# Exercise material

______________________________

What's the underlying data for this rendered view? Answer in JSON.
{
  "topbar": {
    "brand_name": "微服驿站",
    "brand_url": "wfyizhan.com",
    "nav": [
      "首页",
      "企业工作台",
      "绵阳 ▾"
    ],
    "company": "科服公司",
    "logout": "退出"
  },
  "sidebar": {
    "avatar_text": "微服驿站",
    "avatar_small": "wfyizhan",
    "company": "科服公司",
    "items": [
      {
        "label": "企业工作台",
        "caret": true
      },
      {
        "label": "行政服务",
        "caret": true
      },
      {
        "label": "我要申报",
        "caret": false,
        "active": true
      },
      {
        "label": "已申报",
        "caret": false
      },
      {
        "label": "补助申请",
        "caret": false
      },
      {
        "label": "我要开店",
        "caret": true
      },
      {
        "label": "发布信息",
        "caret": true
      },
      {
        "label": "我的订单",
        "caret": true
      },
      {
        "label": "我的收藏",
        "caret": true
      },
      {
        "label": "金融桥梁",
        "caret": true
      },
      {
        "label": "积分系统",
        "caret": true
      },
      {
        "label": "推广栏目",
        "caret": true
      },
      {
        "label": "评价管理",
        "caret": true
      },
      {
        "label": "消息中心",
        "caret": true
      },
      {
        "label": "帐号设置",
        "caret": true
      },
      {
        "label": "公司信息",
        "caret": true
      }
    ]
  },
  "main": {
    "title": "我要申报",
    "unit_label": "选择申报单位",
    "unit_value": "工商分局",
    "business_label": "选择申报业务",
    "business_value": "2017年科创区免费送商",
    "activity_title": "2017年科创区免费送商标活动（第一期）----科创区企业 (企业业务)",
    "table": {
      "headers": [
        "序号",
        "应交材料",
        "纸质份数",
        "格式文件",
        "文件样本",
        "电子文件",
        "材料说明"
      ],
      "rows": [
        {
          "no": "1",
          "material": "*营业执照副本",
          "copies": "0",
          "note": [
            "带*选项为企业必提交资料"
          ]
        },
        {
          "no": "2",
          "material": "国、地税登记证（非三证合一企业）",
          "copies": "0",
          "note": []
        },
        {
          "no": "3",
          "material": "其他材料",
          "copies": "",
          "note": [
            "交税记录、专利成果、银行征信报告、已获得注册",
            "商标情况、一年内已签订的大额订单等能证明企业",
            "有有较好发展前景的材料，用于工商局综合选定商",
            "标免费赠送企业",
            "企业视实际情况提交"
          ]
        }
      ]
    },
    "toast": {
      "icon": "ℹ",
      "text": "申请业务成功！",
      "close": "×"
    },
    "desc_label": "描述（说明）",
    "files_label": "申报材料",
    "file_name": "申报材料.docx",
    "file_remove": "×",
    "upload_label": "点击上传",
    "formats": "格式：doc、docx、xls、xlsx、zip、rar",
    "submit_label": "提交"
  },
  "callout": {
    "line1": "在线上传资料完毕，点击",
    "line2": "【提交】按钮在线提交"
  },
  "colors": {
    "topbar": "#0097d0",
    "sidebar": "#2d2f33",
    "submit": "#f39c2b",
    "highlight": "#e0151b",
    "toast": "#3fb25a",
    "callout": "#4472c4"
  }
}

______________________________

Give back the whole listing exactly as it reads.

# Answer to the problem
What's the underlying data for this rendered view? Answer in JSON.
{
  "topbar": {
    "brand_name": "微服驿站",
    "brand_url": "wfyizhan.com",
    "nav": [
      "首页",
      "企业工作台",
      "绵阳 ▾"
    ],
    "company": "科服公司",
    "logout": "退出"
  },
  "sidebar": {
    "avatar_text": "微服驿站",
    "avatar_small": "wfyizhan",
    "company": "科服公司",
    "items": [
      {
        "label": "企业工作台",
        "caret": true
      },
      {
        "label": "行政服务",
        "caret": true
      },
      {
        "label": "我要申报",
        "caret": false,
        "active": true
      },
      {
        "label": "已申报",
        "caret": false
      },
      {
        "label": "补助申请",
        "caret": false
      },
      {
        "label": "我要开店",
        "caret": true
      },
      {
        "label": "发布信息",
        "caret": true
      },
      {
        "label": "我的订单",
        "caret": true
      },
      {
        "label": "我的收藏",
        "caret": true
      },
      {
        "label": "金融桥梁",
        "caret": true
      },
      {
        "label": "积分系统",
        "caret": true
      },
      {
        "label": "推广栏目",
        "caret": true
      },
      {
        "label": "评价管理",
        "caret": true
      },
      {
        "label": "消息中心",
        "caret": true
      },
      {
        "label": "帐号设置",
        "caret": true
      },
      {
        "label": "公司信息",
        "caret": true
      }
    ]
  },
  "main": {
    "title": "我要申报",
    "unit_label": "选择申报单位",
    "unit_value": "工商分局",
    "business_label": "选择申报业务",
    "business_value": "2017年科创区免费送商",
    "activity_title": "2017年科创区免费送商标活动（第一期）----科创区企业 (企业业务)",
    "table": {
      "headers": [
        "序号",
        "应交材料",
        "纸质份数",
        "格式文件",
        "文件样本",
        "电子文件",
        "材料说明"
      ],
      "rows": [
        {
          "no": "1",
          "material": "*营业执照副本",
          "copies": "0",
          "note": [
            "带*选项为企业必提交资料"
          ]
        },
        {
          "no": "2",
          "material": "国、地税登记证（非三证合一企业）",
          "copies": "0",
          "note": []
        },
        {
          "no": "3",
          "material": "其他材料",
          "copies": "",
          "note": [
            "交税记录、专利成果、银行征信报告、已获得注册",
            "商标情况、一年内已签订的大额订单等能证明企业",
            "有有较好发展前景的材料，用于工商局综合选定商",
            "标免费赠送企业",
            "企业视实际情况提交"
          ]
        }
      ]
    },
    "toast": {
      "icon": "ℹ",
      "text": "申请业务成功！",
      "close": "×"
    },
    "desc_label": "描述（说明）",
    "files_label": "申报材料",
    "file_name": "申报材料.docx",
    "file_remove": "×",
    "upload_label": "点击上传",
    "formats": "格式：doc、docx、xls、xlsx、zip、rar",
    "submit_label": "提交"
  },
  "callout": {
    "line1": "在线上传资料完毕，点击",
    "line2": "【提交】按钮在线提交"
  },
  "colors": {
    "topbar": "#0097d0",
    "sidebar": "#2d2f33",
    "submit": "#f39c2b",
    "highlight": "#e0151b",
    "toast": "#3fb25a",
    "callout": "#4472c4"
  }
}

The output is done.